### What to produce
Can you transcribe every line exactly and leave the pictures behind?

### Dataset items
§ §
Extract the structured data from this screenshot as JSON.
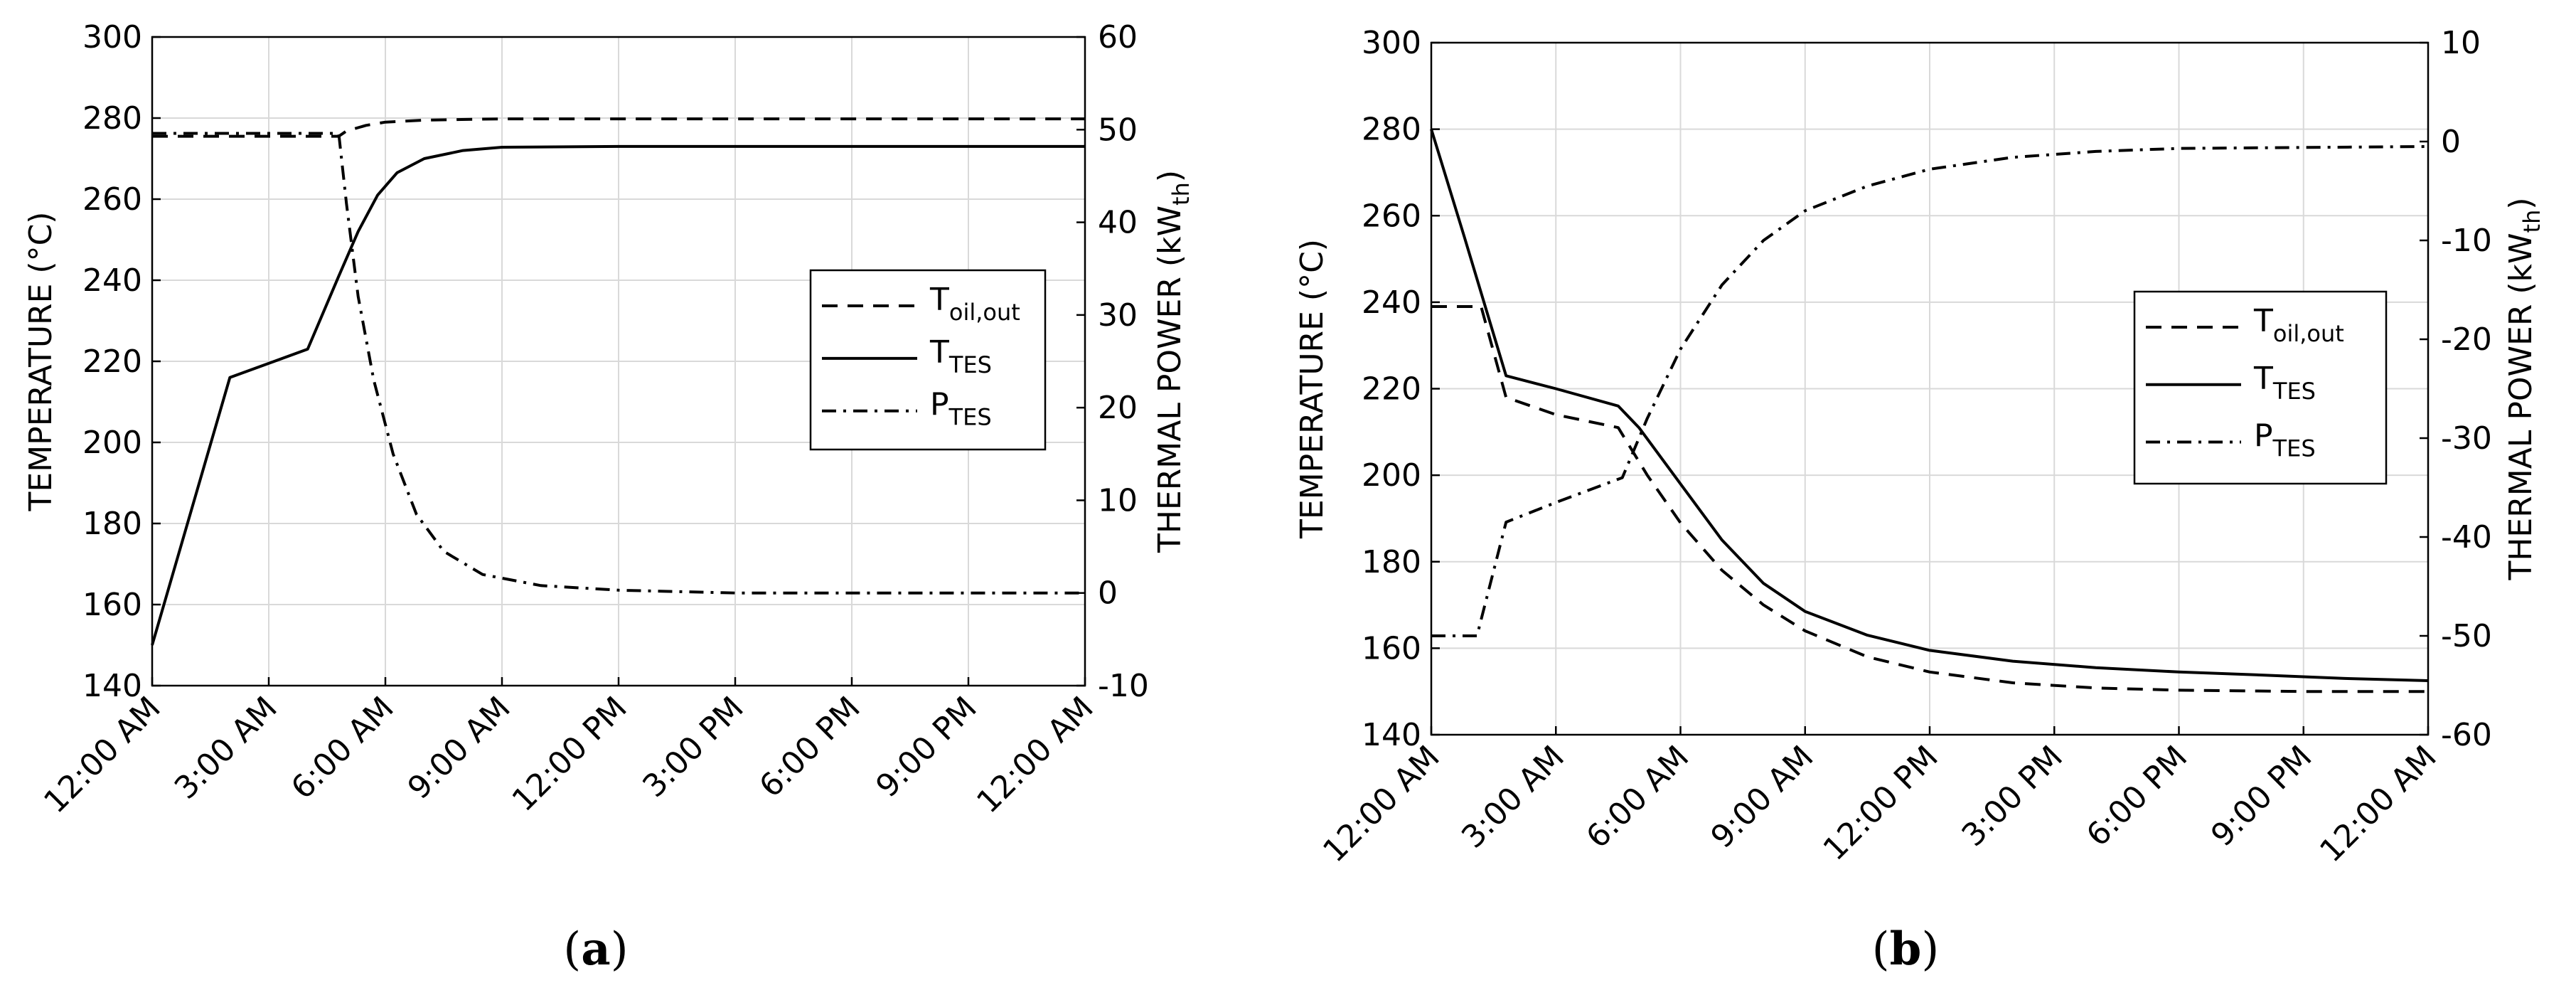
{
  "chart_data": [
    {
      "type": "line",
      "panel_label": "(a)",
      "panel_letter": "a",
      "x_ticks": [
        "12:00 AM",
        "3:00 AM",
        "6:00 AM",
        "9:00 AM",
        "12:00 PM",
        "3:00 PM",
        "6:00 PM",
        "9:00 PM",
        "12:00 AM"
      ],
      "xlim_hours": [
        0,
        24
      ],
      "ylabel_left": "TEMPERATURE (°C)",
      "ylim_left": [
        140,
        300
      ],
      "yticks_left": [
        140,
        160,
        180,
        200,
        220,
        240,
        260,
        280,
        300
      ],
      "ylabel_right": "THERMAL POWER (kW",
      "ylabel_right_sub": "th",
      "ylabel_right_close": ")",
      "ylim_right": [
        -10,
        60
      ],
      "yticks_right": [
        -10,
        0,
        10,
        20,
        30,
        40,
        50,
        60
      ],
      "ytick_labels_right": [
        "-10",
        "0",
        "10",
        "20",
        "30",
        "40",
        "50",
        "60"
      ],
      "grid": true,
      "legend_position": "middle-right",
      "series": [
        {
          "name": "T",
          "name_sub": "oil,out",
          "axis": "left",
          "style": "dashed",
          "points": [
            [
              0,
              275.5
            ],
            [
              2,
              275.5
            ],
            [
              4,
              275.5
            ],
            [
              4.8,
              275.5
            ],
            [
              5.0,
              276.8
            ],
            [
              5.5,
              278.2
            ],
            [
              6,
              279
            ],
            [
              7,
              279.5
            ],
            [
              9,
              279.8
            ],
            [
              24,
              279.8
            ]
          ]
        },
        {
          "name": "T",
          "name_sub": "TES",
          "axis": "left",
          "style": "solid",
          "points": [
            [
              0,
              150
            ],
            [
              2,
              216
            ],
            [
              4,
              223
            ],
            [
              4.8,
              241
            ],
            [
              5.3,
              252
            ],
            [
              5.8,
              261
            ],
            [
              6.3,
              266.5
            ],
            [
              7,
              270
            ],
            [
              8,
              272
            ],
            [
              9,
              272.8
            ],
            [
              12,
              273
            ],
            [
              24,
              273
            ]
          ]
        },
        {
          "name": "P",
          "name_sub": "TES",
          "axis": "right",
          "style": "dashdot",
          "points": [
            [
              0,
              49.6
            ],
            [
              4.8,
              49.6
            ],
            [
              5.0,
              42
            ],
            [
              5.3,
              32
            ],
            [
              5.7,
              23
            ],
            [
              6.2,
              15
            ],
            [
              6.8,
              8.5
            ],
            [
              7.5,
              4.5
            ],
            [
              8.5,
              2
            ],
            [
              10,
              0.8
            ],
            [
              12,
              0.3
            ],
            [
              15,
              0
            ],
            [
              24,
              0
            ]
          ]
        }
      ]
    },
    {
      "type": "line",
      "panel_label": "(b)",
      "panel_letter": "b",
      "x_ticks": [
        "12:00 AM",
        "3:00 AM",
        "6:00 AM",
        "9:00 AM",
        "12:00 PM",
        "3:00 PM",
        "6:00 PM",
        "9:00 PM",
        "12:00 AM"
      ],
      "xlim_hours": [
        0,
        24
      ],
      "ylabel_left": "TEMPERATURE (°C)",
      "ylim_left": [
        140,
        300
      ],
      "yticks_left": [
        140,
        160,
        180,
        200,
        220,
        240,
        260,
        280,
        300
      ],
      "ylabel_right": "THERMAL POWER (kW",
      "ylabel_right_sub": "th",
      "ylabel_right_close": ")",
      "ylim_right": [
        -60,
        10
      ],
      "yticks_right": [
        -60,
        -50,
        -40,
        -30,
        -20,
        -10,
        0,
        10
      ],
      "ytick_labels_right": [
        "-60",
        "-50",
        "-40",
        "-30",
        "-20",
        "-10",
        "0",
        "10"
      ],
      "grid": true,
      "legend_position": "middle-right",
      "series": [
        {
          "name": "T",
          "name_sub": "oil,out",
          "axis": "left",
          "style": "dashed",
          "points": [
            [
              0,
              239
            ],
            [
              1.2,
              239
            ],
            [
              1.8,
              218
            ],
            [
              3,
              214
            ],
            [
              4.5,
              211
            ],
            [
              5.2,
              200
            ],
            [
              6,
              189
            ],
            [
              7,
              178
            ],
            [
              8,
              170
            ],
            [
              9,
              164
            ],
            [
              10.5,
              158
            ],
            [
              12,
              154.5
            ],
            [
              14,
              152
            ],
            [
              16,
              150.8
            ],
            [
              18,
              150.3
            ],
            [
              21,
              150
            ],
            [
              24,
              150
            ]
          ]
        },
        {
          "name": "T",
          "name_sub": "TES",
          "axis": "left",
          "style": "solid",
          "points": [
            [
              0,
              280
            ],
            [
              0.8,
              255
            ],
            [
              1.8,
              223
            ],
            [
              3,
              220
            ],
            [
              4.5,
              216
            ],
            [
              5,
              211
            ],
            [
              6,
              198
            ],
            [
              7,
              185
            ],
            [
              8,
              175
            ],
            [
              9,
              168.5
            ],
            [
              10.5,
              163
            ],
            [
              12,
              159.5
            ],
            [
              14,
              157
            ],
            [
              16,
              155.5
            ],
            [
              18,
              154.5
            ],
            [
              20,
              153.8
            ],
            [
              22,
              153
            ],
            [
              24,
              152.5
            ]
          ]
        },
        {
          "name": "P",
          "name_sub": "TES",
          "axis": "right",
          "style": "dashdot",
          "points": [
            [
              0,
              -50
            ],
            [
              1.1,
              -50
            ],
            [
              1.8,
              -38.5
            ],
            [
              3,
              -36.5
            ],
            [
              4.6,
              -34
            ],
            [
              5.2,
              -28
            ],
            [
              6,
              -21
            ],
            [
              7,
              -14.5
            ],
            [
              8,
              -10
            ],
            [
              9,
              -7
            ],
            [
              10.5,
              -4.5
            ],
            [
              12,
              -2.8
            ],
            [
              14,
              -1.6
            ],
            [
              16,
              -1
            ],
            [
              18,
              -0.7
            ],
            [
              21,
              -0.6
            ],
            [
              24,
              -0.5
            ]
          ]
        }
      ]
    }
  ]
}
§ §
### Result below
Extract the structured data from this screenshot as JSON.
{
  "chart_data": [
    {
      "type": "line",
      "panel_label": "(a)",
      "panel_letter": "a",
      "x_ticks": [
        "12:00 AM",
        "3:00 AM",
        "6:00 AM",
        "9:00 AM",
        "12:00 PM",
        "3:00 PM",
        "6:00 PM",
        "9:00 PM",
        "12:00 AM"
      ],
      "xlim_hours": [
        0,
        24
      ],
      "ylabel_left": "TEMPERATURE (°C)",
      "ylim_left": [
        140,
        300
      ],
      "yticks_left": [
        140,
        160,
        180,
        200,
        220,
        240,
        260,
        280,
        300
      ],
      "ylabel_right": "THERMAL POWER (kW",
      "ylabel_right_sub": "th",
      "ylabel_right_close": ")",
      "ylim_right": [
        -10,
        60
      ],
      "yticks_right": [
        -10,
        0,
        10,
        20,
        30,
        40,
        50,
        60
      ],
      "ytick_labels_right": [
        "-10",
        "0",
        "10",
        "20",
        "30",
        "40",
        "50",
        "60"
      ],
      "grid": true,
      "legend_position": "middle-right",
      "series": [
        {
          "name": "T",
          "name_sub": "oil,out",
          "axis": "left",
          "style": "dashed",
          "points": [
            [
              0,
              275.5
            ],
            [
              2,
              275.5
            ],
            [
              4,
              275.5
            ],
            [
              4.8,
              275.5
            ],
            [
              5.0,
              276.8
            ],
            [
              5.5,
              278.2
            ],
            [
              6,
              279
            ],
            [
              7,
              279.5
            ],
            [
              9,
              279.8
            ],
            [
              24,
              279.8
            ]
          ]
        },
        {
          "name": "T",
          "name_sub": "TES",
          "axis": "left",
          "style": "solid",
          "points": [
            [
              0,
              150
            ],
            [
              2,
              216
            ],
            [
              4,
              223
            ],
            [
              4.8,
              241
            ],
            [
              5.3,
              252
            ],
            [
              5.8,
              261
            ],
            [
              6.3,
              266.5
            ],
            [
              7,
              270
            ],
            [
              8,
              272
            ],
            [
              9,
              272.8
            ],
            [
              12,
              273
            ],
            [
              24,
              273
            ]
          ]
        },
        {
          "name": "P",
          "name_sub": "TES",
          "axis": "right",
          "style": "dashdot",
          "points": [
            [
              0,
              49.6
            ],
            [
              4.8,
              49.6
            ],
            [
              5.0,
              42
            ],
            [
              5.3,
              32
            ],
            [
              5.7,
              23
            ],
            [
              6.2,
              15
            ],
            [
              6.8,
              8.5
            ],
            [
              7.5,
              4.5
            ],
            [
              8.5,
              2
            ],
            [
              10,
              0.8
            ],
            [
              12,
              0.3
            ],
            [
              15,
              0
            ],
            [
              24,
              0
            ]
          ]
        }
      ]
    },
    {
      "type": "line",
      "panel_label": "(b)",
      "panel_letter": "b",
      "x_ticks": [
        "12:00 AM",
        "3:00 AM",
        "6:00 AM",
        "9:00 AM",
        "12:00 PM",
        "3:00 PM",
        "6:00 PM",
        "9:00 PM",
        "12:00 AM"
      ],
      "xlim_hours": [
        0,
        24
      ],
      "ylabel_left": "TEMPERATURE (°C)",
      "ylim_left": [
        140,
        300
      ],
      "yticks_left": [
        140,
        160,
        180,
        200,
        220,
        240,
        260,
        280,
        300
      ],
      "ylabel_right": "THERMAL POWER (kW",
      "ylabel_right_sub": "th",
      "ylabel_right_close": ")",
      "ylim_right": [
        -60,
        10
      ],
      "yticks_right": [
        -60,
        -50,
        -40,
        -30,
        -20,
        -10,
        0,
        10
      ],
      "ytick_labels_right": [
        "-60",
        "-50",
        "-40",
        "-30",
        "-20",
        "-10",
        "0",
        "10"
      ],
      "grid": true,
      "legend_position": "middle-right",
      "series": [
        {
          "name": "T",
          "name_sub": "oil,out",
          "axis": "left",
          "style": "dashed",
          "points": [
            [
              0,
              239
            ],
            [
              1.2,
              239
            ],
            [
              1.8,
              218
            ],
            [
              3,
              214
            ],
            [
              4.5,
              211
            ],
            [
              5.2,
              200
            ],
            [
              6,
              189
            ],
            [
              7,
              178
            ],
            [
              8,
              170
            ],
            [
              9,
              164
            ],
            [
              10.5,
              158
            ],
            [
              12,
              154.5
            ],
            [
              14,
              152
            ],
            [
              16,
              150.8
            ],
            [
              18,
              150.3
            ],
            [
              21,
              150
            ],
            [
              24,
              150
            ]
          ]
        },
        {
          "name": "T",
          "name_sub": "TES",
          "axis": "left",
          "style": "solid",
          "points": [
            [
              0,
              280
            ],
            [
              0.8,
              255
            ],
            [
              1.8,
              223
            ],
            [
              3,
              220
            ],
            [
              4.5,
              216
            ],
            [
              5,
              211
            ],
            [
              6,
              198
            ],
            [
              7,
              185
            ],
            [
              8,
              175
            ],
            [
              9,
              168.5
            ],
            [
              10.5,
              163
            ],
            [
              12,
              159.5
            ],
            [
              14,
              157
            ],
            [
              16,
              155.5
            ],
            [
              18,
              154.5
            ],
            [
              20,
              153.8
            ],
            [
              22,
              153
            ],
            [
              24,
              152.5
            ]
          ]
        },
        {
          "name": "P",
          "name_sub": "TES",
          "axis": "right",
          "style": "dashdot",
          "points": [
            [
              0,
              -50
            ],
            [
              1.1,
              -50
            ],
            [
              1.8,
              -38.5
            ],
            [
              3,
              -36.5
            ],
            [
              4.6,
              -34
            ],
            [
              5.2,
              -28
            ],
            [
              6,
              -21
            ],
            [
              7,
              -14.5
            ],
            [
              8,
              -10
            ],
            [
              9,
              -7
            ],
            [
              10.5,
              -4.5
            ],
            [
              12,
              -2.8
            ],
            [
              14,
              -1.6
            ],
            [
              16,
              -1
            ],
            [
              18,
              -0.7
            ],
            [
              21,
              -0.6
            ],
            [
              24,
              -0.5
            ]
          ]
        }
      ]
    }
  ]
}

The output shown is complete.